- _GOAL_: Print out every record exactly as it appears.

- _INPUT DATA_:
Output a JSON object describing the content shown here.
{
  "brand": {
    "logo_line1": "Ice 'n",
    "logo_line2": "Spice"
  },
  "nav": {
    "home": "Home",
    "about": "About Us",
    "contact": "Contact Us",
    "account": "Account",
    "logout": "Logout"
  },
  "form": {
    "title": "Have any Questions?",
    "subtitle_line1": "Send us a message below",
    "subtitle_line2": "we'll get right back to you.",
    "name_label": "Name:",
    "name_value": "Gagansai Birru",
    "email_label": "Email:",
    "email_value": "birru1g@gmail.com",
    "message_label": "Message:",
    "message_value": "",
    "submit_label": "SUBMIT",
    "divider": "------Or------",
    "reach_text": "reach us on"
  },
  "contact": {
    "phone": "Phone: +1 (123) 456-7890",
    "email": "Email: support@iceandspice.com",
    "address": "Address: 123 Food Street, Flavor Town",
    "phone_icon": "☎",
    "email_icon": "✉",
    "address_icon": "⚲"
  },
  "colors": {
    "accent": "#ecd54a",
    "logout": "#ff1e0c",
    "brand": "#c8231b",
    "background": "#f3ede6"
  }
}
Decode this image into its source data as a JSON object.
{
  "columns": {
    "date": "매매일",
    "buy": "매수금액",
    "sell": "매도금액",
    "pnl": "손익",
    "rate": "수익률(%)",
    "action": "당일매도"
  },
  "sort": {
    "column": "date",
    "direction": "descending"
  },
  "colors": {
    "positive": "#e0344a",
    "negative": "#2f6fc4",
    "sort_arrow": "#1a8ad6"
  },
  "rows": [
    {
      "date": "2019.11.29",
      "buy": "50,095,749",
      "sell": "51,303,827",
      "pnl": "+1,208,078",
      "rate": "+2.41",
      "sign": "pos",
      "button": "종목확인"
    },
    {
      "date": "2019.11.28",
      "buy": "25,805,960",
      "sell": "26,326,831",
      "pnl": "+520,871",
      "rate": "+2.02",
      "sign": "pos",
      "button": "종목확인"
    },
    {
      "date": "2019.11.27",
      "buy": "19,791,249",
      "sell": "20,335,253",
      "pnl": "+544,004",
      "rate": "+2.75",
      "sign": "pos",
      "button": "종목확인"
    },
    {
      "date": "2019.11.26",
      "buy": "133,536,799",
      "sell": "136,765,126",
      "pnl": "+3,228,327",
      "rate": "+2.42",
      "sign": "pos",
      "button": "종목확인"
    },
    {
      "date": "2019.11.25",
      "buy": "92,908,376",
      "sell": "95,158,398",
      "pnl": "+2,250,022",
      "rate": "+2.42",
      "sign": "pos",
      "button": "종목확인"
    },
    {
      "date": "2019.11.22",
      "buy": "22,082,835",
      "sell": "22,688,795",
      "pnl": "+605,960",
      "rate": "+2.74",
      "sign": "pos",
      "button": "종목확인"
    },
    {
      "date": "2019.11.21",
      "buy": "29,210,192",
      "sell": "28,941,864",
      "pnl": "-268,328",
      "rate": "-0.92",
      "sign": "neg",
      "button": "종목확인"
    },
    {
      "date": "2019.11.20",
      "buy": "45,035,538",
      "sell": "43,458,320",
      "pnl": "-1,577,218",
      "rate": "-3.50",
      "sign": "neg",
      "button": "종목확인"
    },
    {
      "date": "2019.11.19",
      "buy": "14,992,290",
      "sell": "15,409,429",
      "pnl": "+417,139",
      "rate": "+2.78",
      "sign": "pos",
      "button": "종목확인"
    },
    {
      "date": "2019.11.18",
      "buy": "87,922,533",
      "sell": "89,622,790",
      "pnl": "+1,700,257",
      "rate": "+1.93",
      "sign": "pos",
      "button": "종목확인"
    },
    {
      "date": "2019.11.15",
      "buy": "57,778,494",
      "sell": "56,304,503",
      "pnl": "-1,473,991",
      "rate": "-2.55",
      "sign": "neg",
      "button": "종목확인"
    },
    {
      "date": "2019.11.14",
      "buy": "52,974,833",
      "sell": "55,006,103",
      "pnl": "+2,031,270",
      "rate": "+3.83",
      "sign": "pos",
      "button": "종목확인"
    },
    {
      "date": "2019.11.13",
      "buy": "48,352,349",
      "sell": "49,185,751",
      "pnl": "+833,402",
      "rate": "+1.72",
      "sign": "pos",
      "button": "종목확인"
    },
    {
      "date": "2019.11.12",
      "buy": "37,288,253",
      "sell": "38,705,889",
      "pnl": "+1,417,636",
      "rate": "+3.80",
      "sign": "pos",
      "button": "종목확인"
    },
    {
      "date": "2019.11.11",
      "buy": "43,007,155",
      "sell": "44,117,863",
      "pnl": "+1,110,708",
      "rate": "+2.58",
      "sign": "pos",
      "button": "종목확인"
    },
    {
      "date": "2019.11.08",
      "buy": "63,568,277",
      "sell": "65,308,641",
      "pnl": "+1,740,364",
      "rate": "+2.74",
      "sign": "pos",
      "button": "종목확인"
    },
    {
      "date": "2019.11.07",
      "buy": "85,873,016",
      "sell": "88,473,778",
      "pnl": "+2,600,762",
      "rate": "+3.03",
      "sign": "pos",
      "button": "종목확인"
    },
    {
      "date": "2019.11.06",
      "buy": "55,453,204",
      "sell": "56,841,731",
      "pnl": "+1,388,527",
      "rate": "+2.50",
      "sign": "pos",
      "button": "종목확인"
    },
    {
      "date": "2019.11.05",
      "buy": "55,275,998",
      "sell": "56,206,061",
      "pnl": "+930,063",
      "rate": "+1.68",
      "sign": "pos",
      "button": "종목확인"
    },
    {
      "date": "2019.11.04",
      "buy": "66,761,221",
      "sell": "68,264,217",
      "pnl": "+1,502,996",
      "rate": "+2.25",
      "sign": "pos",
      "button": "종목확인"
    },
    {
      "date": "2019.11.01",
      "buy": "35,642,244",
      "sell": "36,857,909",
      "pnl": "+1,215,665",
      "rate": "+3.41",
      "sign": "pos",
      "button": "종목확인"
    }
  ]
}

- _FULL ANSWER_:
Output a JSON object describing the content shown here.
{
  "brand": {
    "logo_line1": "Ice 'n",
    "logo_line2": "Spice"
  },
  "nav": {
    "home": "Home",
    "about": "About Us",
    "contact": "Contact Us",
    "account": "Account",
    "logout": "Logout"
  },
  "form": {
    "title": "Have any Questions?",
    "subtitle_line1": "Send us a message below",
    "subtitle_line2": "we'll get right back to you.",
    "name_label": "Name:",
    "name_value": "Gagansai Birru",
    "email_label": "Email:",
    "email_value": "birru1g@gmail.com",
    "message_label": "Message:",
    "message_value": "",
    "submit_label": "SUBMIT",
    "divider": "------Or------",
    "reach_text": "reach us on"
  },
  "contact": {
    "phone": "Phone: +1 (123) 456-7890",
    "email": "Email: support@iceandspice.com",
    "address": "Address: 123 Food Street, Flavor Town",
    "phone_icon": "☎",
    "email_icon": "✉",
    "address_icon": "⚲"
  },
  "colors": {
    "accent": "#ecd54a",
    "logout": "#ff1e0c",
    "brand": "#c8231b",
    "background": "#f3ede6"
  }
}
Decode this image into its source data as a JSON object.
{
  "columns": {
    "date": "매매일",
    "buy": "매수금액",
    "sell": "매도금액",
    "pnl": "손익",
    "rate": "수익률(%)",
    "action": "당일매도"
  },
  "sort": {
    "column": "date",
    "direction": "descending"
  },
  "colors": {
    "positive": "#e0344a",
    "negative": "#2f6fc4",
    "sort_arrow": "#1a8ad6"
  },
  "rows": [
    {
      "date": "2019.11.29",
      "buy": "50,095,749",
      "sell": "51,303,827",
      "pnl": "+1,208,078",
      "rate": "+2.41",
      "sign": "pos",
      "button": "종목확인"
    },
    {
      "date": "2019.11.28",
      "buy": "25,805,960",
      "sell": "26,326,831",
      "pnl": "+520,871",
      "rate": "+2.02",
      "sign": "pos",
      "button": "종목확인"
    },
    {
      "date": "2019.11.27",
      "buy": "19,791,249",
      "sell": "20,335,253",
      "pnl": "+544,004",
      "rate": "+2.75",
      "sign": "pos",
      "button": "종목확인"
    },
    {
      "date": "2019.11.26",
      "buy": "133,536,799",
      "sell": "136,765,126",
      "pnl": "+3,228,327",
      "rate": "+2.42",
      "sign": "pos",
      "button": "종목확인"
    },
    {
      "date": "2019.11.25",
      "buy": "92,908,376",
      "sell": "95,158,398",
      "pnl": "+2,250,022",
      "rate": "+2.42",
      "sign": "pos",
      "button": "종목확인"
    },
    {
      "date": "2019.11.22",
      "buy": "22,082,835",
      "sell": "22,688,795",
      "pnl": "+605,960",
      "rate": "+2.74",
      "sign": "pos",
      "button": "종목확인"
    },
    {
      "date": "2019.11.21",
      "buy": "29,210,192",
      "sell": "28,941,864",
      "pnl": "-268,328",
      "rate": "-0.92",
      "sign": "neg",
      "button": "종목확인"
    },
    {
      "date": "2019.11.20",
      "buy": "45,035,538",
      "sell": "43,458,320",
      "pnl": "-1,577,218",
      "rate": "-3.50",
      "sign": "neg",
      "button": "종목확인"
    },
    {
      "date": "2019.11.19",
      "buy": "14,992,290",
      "sell": "15,409,429",
      "pnl": "+417,139",
      "rate": "+2.78",
      "sign": "pos",
      "button": "종목확인"
    },
    {
      "date": "2019.11.18",
      "buy": "87,922,533",
      "sell": "89,622,790",
      "pnl": "+1,700,257",
      "rate": "+1.93",
      "sign": "pos",
      "button": "종목확인"
    },
    {
      "date": "2019.11.15",
      "buy": "57,778,494",
      "sell": "56,304,503",
      "pnl": "-1,473,991",
      "rate": "-2.55",
      "sign": "neg",
      "button": "종목확인"
    },
    {
      "date": "2019.11.14",
      "buy": "52,974,833",
      "sell": "55,006,103",
      "pnl": "+2,031,270",
      "rate": "+3.83",
      "sign": "pos",
      "button": "종목확인"
    },
    {
      "date": "2019.11.13",
      "buy": "48,352,349",
      "sell": "49,185,751",
      "pnl": "+833,402",
      "rate": "+1.72",
      "sign": "pos",
      "button": "종목확인"
    },
    {
      "date": "2019.11.12",
      "buy": "37,288,253",
      "sell": "38,705,889",
      "pnl": "+1,417,636",
      "rate": "+3.80",
      "sign": "pos",
      "button": "종목확인"
    },
    {
      "date": "2019.11.11",
      "buy": "43,007,155",
      "sell": "44,117,863",
      "pnl": "+1,110,708",
      "rate": "+2.58",
      "sign": "pos",
      "button": "종목확인"
    },
    {
      "date": "2019.11.08",
      "buy": "63,568,277",
      "sell": "65,308,641",
      "pnl": "+1,740,364",
      "rate": "+2.74",
      "sign": "pos",
      "button": "종목확인"
    },
    {
      "date": "2019.11.07",
      "buy": "85,873,016",
      "sell": "88,473,778",
      "pnl": "+2,600,762",
      "rate": "+3.03",
      "sign": "pos",
      "button": "종목확인"
    },
    {
      "date": "2019.11.06",
      "buy": "55,453,204",
      "sell": "56,841,731",
      "pnl": "+1,388,527",
      "rate": "+2.50",
      "sign": "pos",
      "button": "종목확인"
    },
    {
      "date": "2019.11.05",
      "buy": "55,275,998",
      "sell": "56,206,061",
      "pnl": "+930,063",
      "rate": "+1.68",
      "sign": "pos",
      "button": "종목확인"
    },
    {
      "date": "2019.11.04",
      "buy": "66,761,221",
      "sell": "68,264,217",
      "pnl": "+1,502,996",
      "rate": "+2.25",
      "sign": "pos",
      "button": "종목확인"
    },
    {
      "date": "2019.11.01",
      "buy": "35,642,244",
      "sell": "36,857,909",
      "pnl": "+1,215,665",
      "rate": "+3.41",
      "sign": "pos",
      "button": "종목확인"
    }
  ]
}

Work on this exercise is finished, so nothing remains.